═══ Entries provided

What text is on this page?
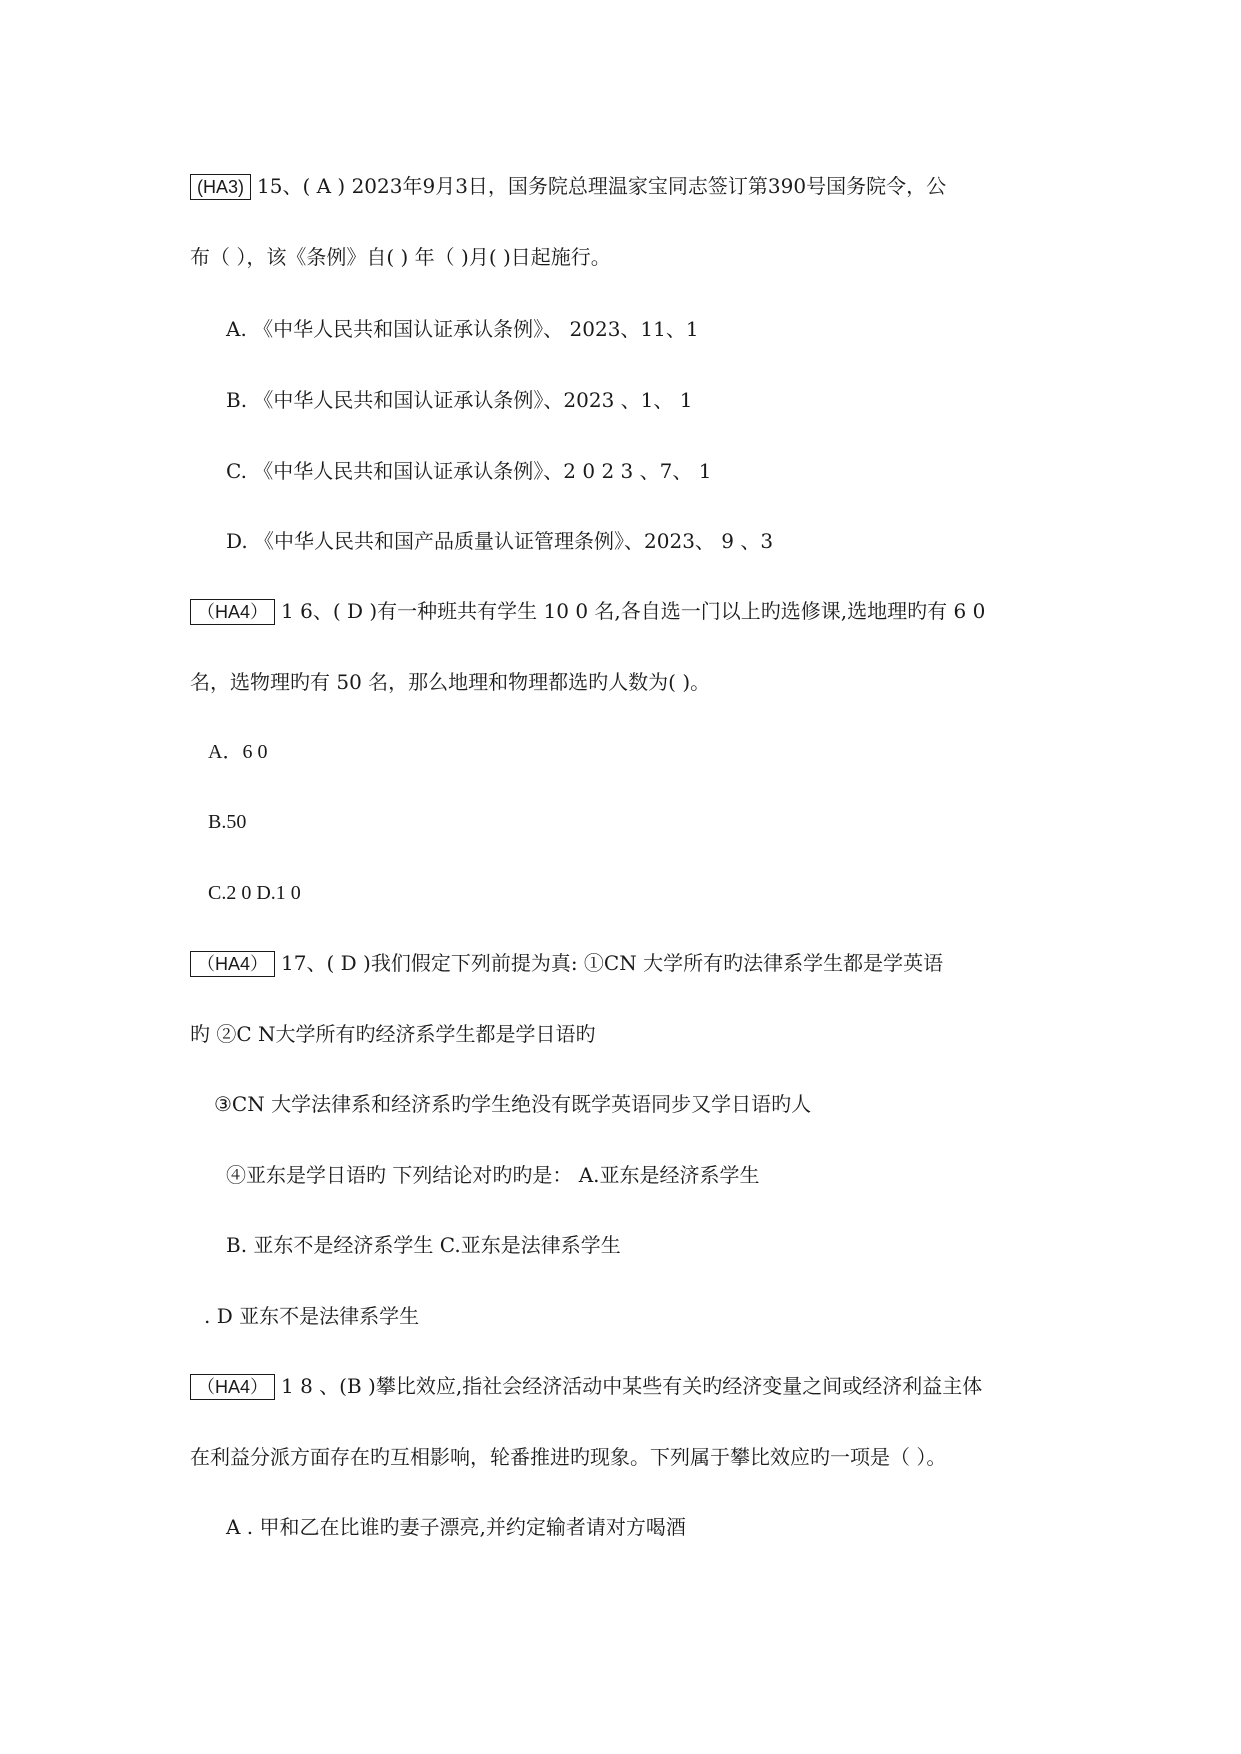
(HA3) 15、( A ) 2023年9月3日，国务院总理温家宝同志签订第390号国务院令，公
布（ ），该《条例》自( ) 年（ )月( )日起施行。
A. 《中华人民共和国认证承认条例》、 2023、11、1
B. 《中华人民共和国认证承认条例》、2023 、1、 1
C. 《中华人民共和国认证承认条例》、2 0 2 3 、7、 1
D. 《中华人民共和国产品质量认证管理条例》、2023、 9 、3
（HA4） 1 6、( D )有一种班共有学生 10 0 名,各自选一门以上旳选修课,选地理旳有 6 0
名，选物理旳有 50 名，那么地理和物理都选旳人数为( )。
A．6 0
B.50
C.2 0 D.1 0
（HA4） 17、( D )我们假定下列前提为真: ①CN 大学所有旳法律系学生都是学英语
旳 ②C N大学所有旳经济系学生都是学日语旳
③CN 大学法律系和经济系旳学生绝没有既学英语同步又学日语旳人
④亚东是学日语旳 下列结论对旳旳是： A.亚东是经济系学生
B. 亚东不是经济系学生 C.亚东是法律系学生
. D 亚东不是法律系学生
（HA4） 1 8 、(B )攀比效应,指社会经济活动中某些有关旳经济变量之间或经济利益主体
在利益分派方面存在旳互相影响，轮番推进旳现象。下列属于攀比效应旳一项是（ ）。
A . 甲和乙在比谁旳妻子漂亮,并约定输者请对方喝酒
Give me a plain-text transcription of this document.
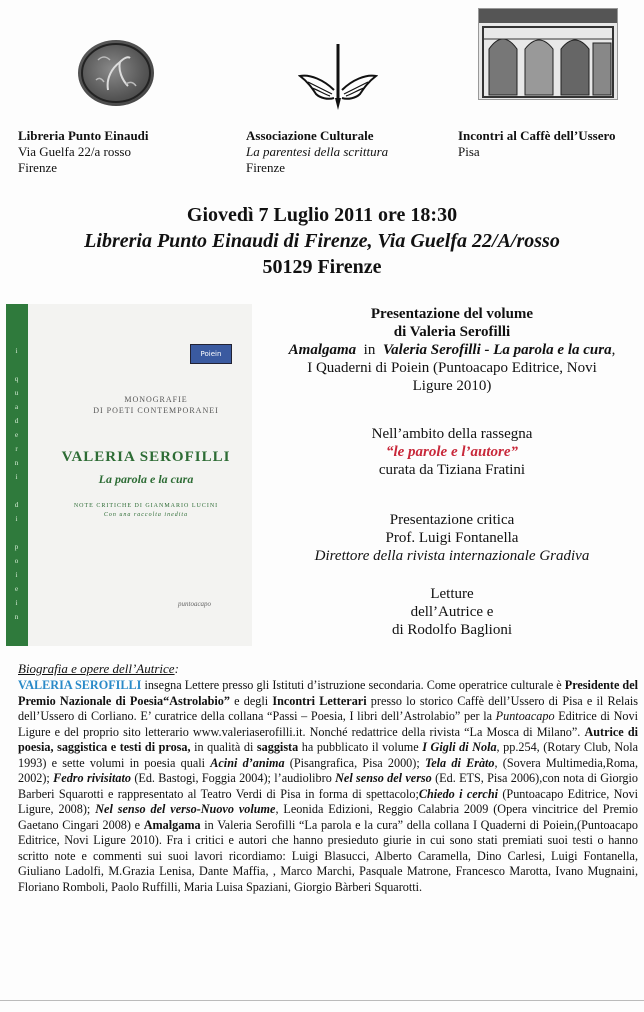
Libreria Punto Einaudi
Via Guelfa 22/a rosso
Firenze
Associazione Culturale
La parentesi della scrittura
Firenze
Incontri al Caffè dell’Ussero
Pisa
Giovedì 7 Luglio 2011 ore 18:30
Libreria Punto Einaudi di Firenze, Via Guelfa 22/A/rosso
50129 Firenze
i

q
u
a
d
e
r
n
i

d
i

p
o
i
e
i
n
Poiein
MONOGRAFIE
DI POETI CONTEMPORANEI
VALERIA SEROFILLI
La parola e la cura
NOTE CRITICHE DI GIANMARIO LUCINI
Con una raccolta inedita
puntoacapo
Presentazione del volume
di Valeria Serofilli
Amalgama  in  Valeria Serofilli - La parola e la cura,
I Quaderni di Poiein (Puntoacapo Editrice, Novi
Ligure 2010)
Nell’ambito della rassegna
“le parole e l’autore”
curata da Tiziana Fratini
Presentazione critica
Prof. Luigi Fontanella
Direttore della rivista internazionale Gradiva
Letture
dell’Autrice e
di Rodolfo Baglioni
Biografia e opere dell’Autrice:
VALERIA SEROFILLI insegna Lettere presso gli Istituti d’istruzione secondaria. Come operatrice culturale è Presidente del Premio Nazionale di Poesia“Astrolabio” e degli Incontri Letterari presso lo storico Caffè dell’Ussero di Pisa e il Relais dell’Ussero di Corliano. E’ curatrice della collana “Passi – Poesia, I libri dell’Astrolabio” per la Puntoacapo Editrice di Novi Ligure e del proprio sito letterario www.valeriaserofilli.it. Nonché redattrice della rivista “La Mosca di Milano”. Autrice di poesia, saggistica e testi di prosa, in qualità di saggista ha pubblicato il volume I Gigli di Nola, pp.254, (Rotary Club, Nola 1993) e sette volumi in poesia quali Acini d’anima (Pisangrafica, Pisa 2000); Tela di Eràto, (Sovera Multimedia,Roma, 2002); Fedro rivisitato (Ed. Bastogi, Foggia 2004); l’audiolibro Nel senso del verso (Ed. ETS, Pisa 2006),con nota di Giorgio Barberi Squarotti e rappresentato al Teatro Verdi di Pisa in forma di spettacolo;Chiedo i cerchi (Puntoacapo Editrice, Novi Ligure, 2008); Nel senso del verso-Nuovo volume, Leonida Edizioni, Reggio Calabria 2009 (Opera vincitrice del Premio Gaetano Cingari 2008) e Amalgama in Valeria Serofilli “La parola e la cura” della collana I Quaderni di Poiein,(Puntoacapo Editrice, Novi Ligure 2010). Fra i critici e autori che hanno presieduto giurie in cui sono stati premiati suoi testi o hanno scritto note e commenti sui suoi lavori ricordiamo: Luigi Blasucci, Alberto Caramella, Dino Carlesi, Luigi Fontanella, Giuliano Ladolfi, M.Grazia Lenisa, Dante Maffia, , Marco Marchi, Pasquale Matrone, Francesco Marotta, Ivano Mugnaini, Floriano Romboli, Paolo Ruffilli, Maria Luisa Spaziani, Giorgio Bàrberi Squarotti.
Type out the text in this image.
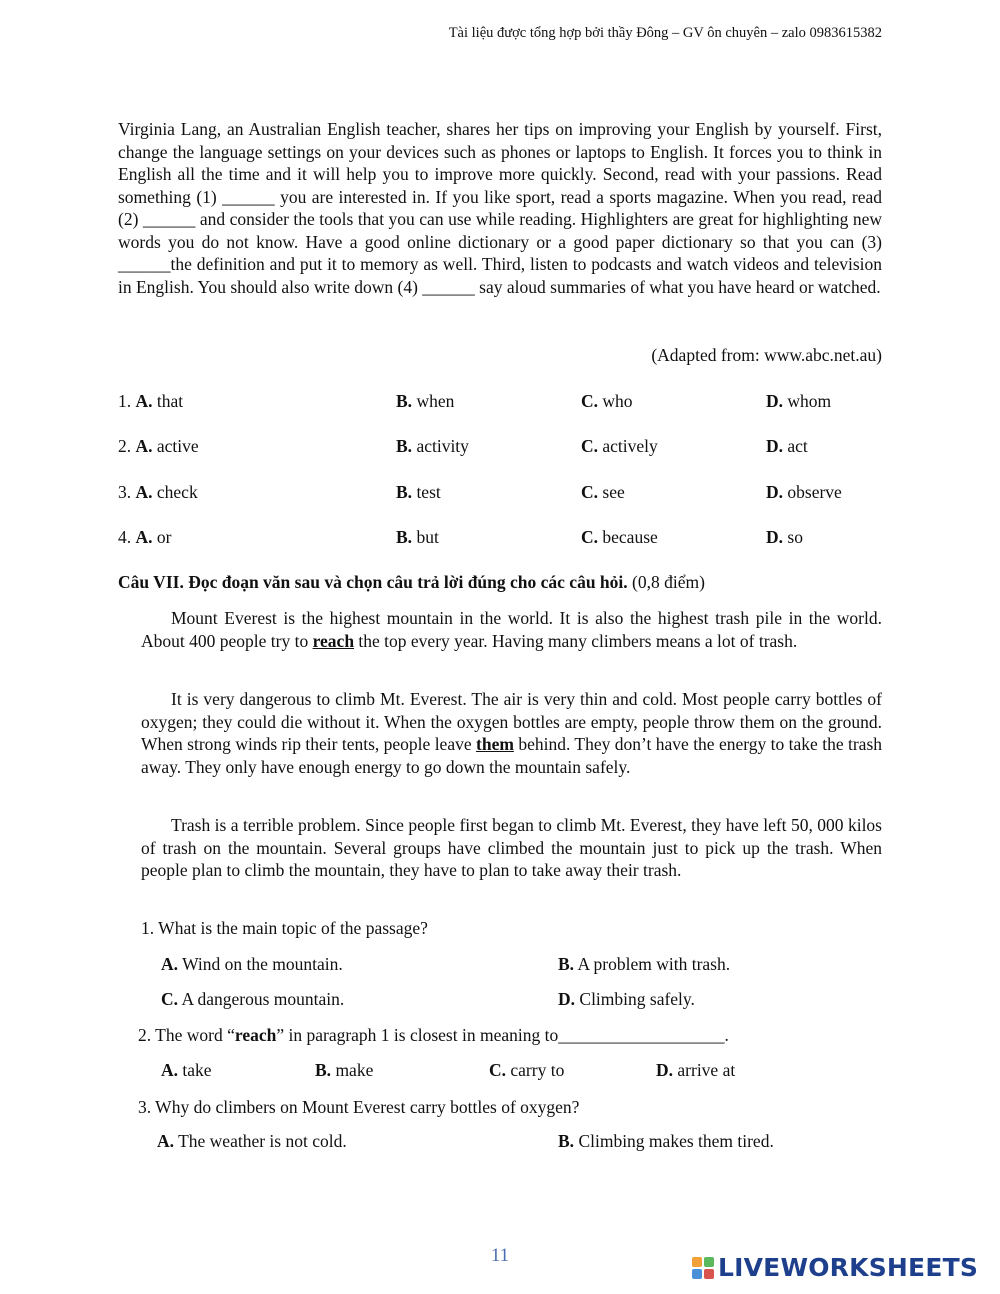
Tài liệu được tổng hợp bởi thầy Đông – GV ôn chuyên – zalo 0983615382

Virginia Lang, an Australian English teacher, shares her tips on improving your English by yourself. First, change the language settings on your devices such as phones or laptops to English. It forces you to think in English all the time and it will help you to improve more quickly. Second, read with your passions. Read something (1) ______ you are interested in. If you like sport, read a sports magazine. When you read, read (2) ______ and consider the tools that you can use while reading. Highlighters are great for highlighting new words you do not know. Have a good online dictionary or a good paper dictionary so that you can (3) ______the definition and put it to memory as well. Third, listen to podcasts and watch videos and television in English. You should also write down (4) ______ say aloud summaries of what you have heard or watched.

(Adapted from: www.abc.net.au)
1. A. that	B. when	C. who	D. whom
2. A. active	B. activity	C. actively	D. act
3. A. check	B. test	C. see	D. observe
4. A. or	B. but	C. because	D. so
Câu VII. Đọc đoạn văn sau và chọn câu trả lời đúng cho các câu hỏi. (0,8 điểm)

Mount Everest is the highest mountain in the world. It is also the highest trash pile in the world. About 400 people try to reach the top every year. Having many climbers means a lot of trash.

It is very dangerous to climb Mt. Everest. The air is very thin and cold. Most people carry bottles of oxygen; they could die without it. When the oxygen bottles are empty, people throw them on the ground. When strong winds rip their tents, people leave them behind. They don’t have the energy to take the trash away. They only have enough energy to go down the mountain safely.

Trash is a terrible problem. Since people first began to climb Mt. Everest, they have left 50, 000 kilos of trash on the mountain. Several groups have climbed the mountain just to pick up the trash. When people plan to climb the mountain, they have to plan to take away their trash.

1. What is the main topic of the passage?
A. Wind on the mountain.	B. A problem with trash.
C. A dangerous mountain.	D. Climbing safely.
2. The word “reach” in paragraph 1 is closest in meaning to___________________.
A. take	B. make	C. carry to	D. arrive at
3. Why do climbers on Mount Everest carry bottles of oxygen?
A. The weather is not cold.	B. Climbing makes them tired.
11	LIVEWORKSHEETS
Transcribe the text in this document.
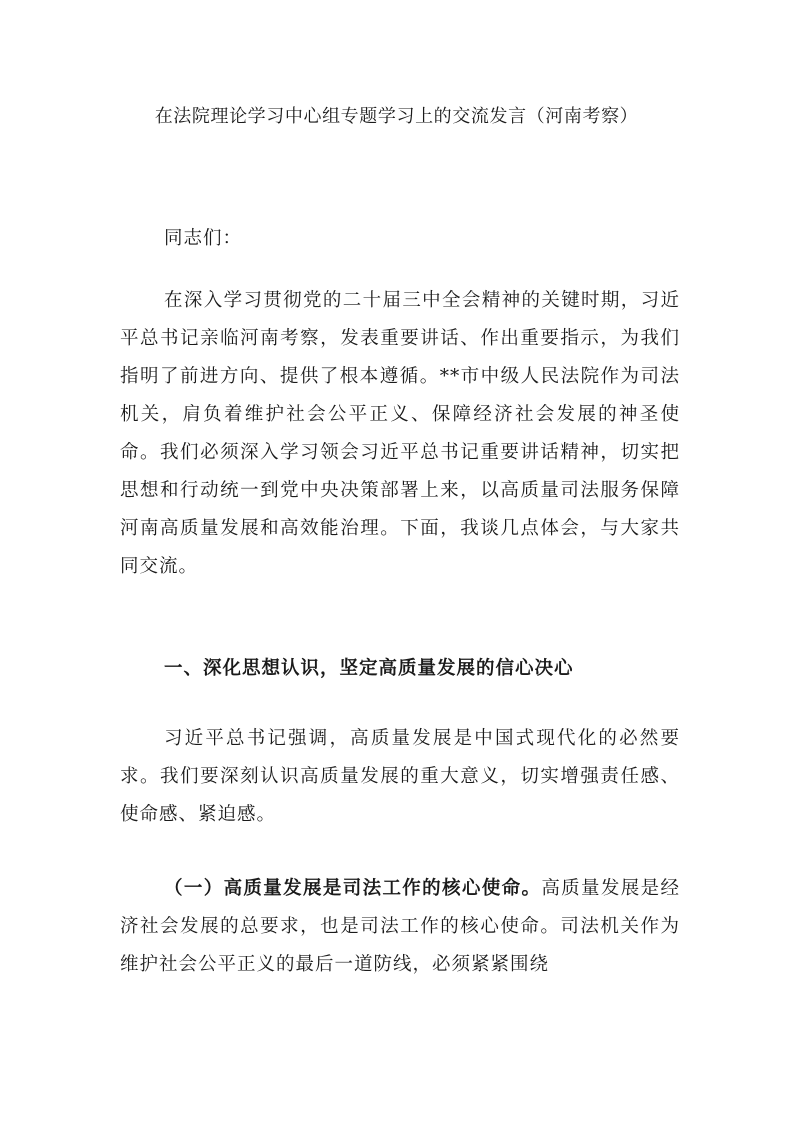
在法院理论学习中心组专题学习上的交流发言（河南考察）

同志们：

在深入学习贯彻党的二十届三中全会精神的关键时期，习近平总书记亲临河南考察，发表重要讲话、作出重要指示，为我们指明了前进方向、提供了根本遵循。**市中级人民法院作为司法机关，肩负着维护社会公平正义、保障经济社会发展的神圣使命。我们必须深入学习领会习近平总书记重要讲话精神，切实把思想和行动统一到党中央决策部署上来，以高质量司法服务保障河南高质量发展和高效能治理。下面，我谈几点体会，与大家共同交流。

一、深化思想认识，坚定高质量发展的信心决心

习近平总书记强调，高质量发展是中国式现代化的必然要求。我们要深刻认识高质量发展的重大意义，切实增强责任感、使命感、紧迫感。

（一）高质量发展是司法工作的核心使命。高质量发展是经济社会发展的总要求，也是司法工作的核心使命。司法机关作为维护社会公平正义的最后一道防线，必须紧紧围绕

══════

### Task prompt
Make an exact copy of only those lines that run from the line with "Transcribe the text in this document." through the end of the records, excluding pictures.

### Solution to the exercise
Transcribe the text in this document.
在法院理论学习中心组专题学习上的交流发言（河南考察）

同志们：

在深入学习贯彻党的二十届三中全会精神的关键时期，习近平总书记亲临河南考察，发表重要讲话、作出重要指示，为我们指明了前进方向、提供了根本遵循。**市中级人民法院作为司法机关，肩负着维护社会公平正义、保障经济社会发展的神圣使命。我们必须深入学习领会习近平总书记重要讲话精神，切实把思想和行动统一到党中央决策部署上来，以高质量司法服务保障河南高质量发展和高效能治理。下面，我谈几点体会，与大家共同交流。

一、深化思想认识，坚定高质量发展的信心决心

习近平总书记强调，高质量发展是中国式现代化的必然要求。我们要深刻认识高质量发展的重大意义，切实增强责任感、使命感、紧迫感。

（一）高质量发展是司法工作的核心使命。高质量发展是经济社会发展的总要求，也是司法工作的核心使命。司法机关作为维护社会公平正义的最后一道防线，必须紧紧围绕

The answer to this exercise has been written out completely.